What to produce:
Leave out the pictures and copy everything else below exactly.

Items:
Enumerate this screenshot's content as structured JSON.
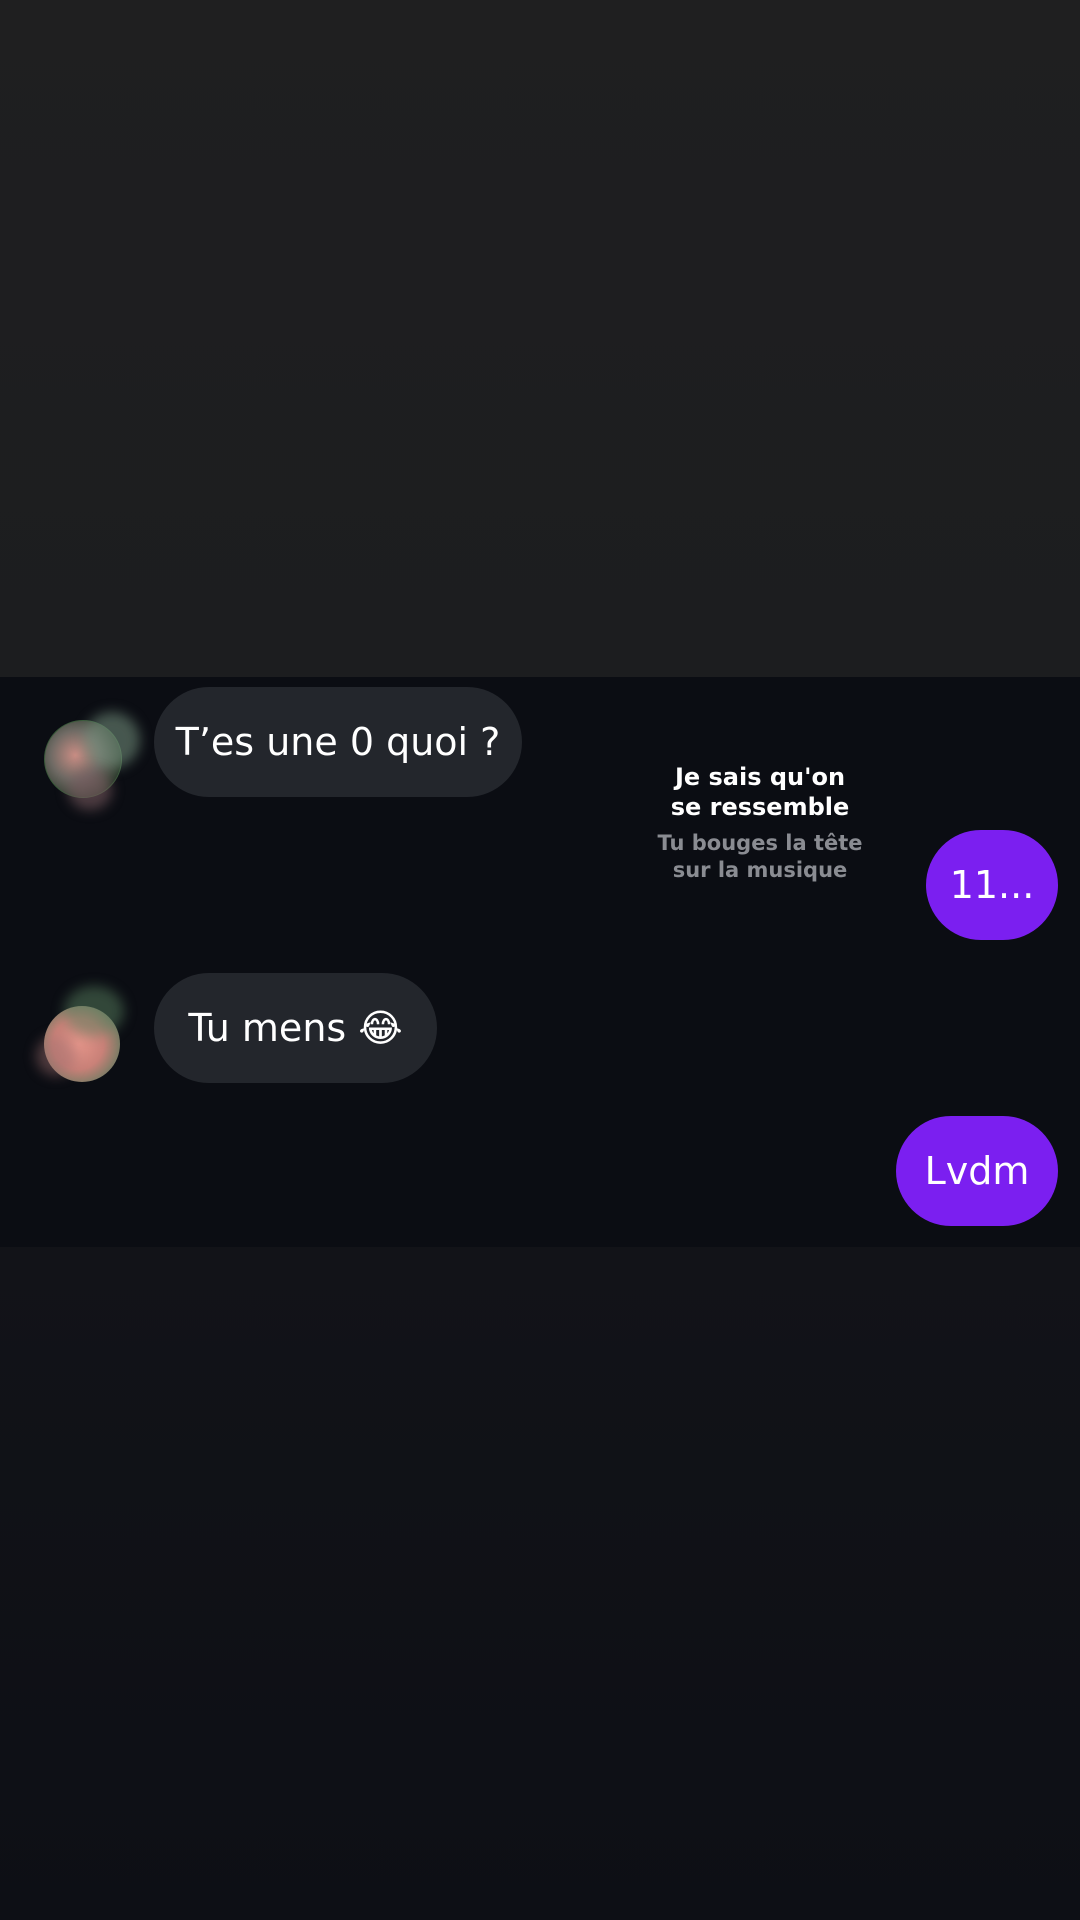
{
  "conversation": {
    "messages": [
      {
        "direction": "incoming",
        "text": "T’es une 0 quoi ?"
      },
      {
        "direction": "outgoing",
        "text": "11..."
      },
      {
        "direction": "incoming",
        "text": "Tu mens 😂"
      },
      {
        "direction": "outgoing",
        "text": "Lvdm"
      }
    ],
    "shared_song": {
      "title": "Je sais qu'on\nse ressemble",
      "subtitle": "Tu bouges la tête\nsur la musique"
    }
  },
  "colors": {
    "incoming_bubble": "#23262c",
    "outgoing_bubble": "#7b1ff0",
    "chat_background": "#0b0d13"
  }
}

Exercise answer:
Enumerate this screenshot's content as structured JSON.
{
  "conversation": {
    "messages": [
      {
        "direction": "incoming",
        "text": "T’es une 0 quoi ?"
      },
      {
        "direction": "outgoing",
        "text": "11..."
      },
      {
        "direction": "incoming",
        "text": "Tu mens 😂"
      },
      {
        "direction": "outgoing",
        "text": "Lvdm"
      }
    ],
    "shared_song": {
      "title": "Je sais qu'on\nse ressemble",
      "subtitle": "Tu bouges la tête\nsur la musique"
    }
  },
  "colors": {
    "incoming_bubble": "#23262c",
    "outgoing_bubble": "#7b1ff0",
    "chat_background": "#0b0d13"
  }
}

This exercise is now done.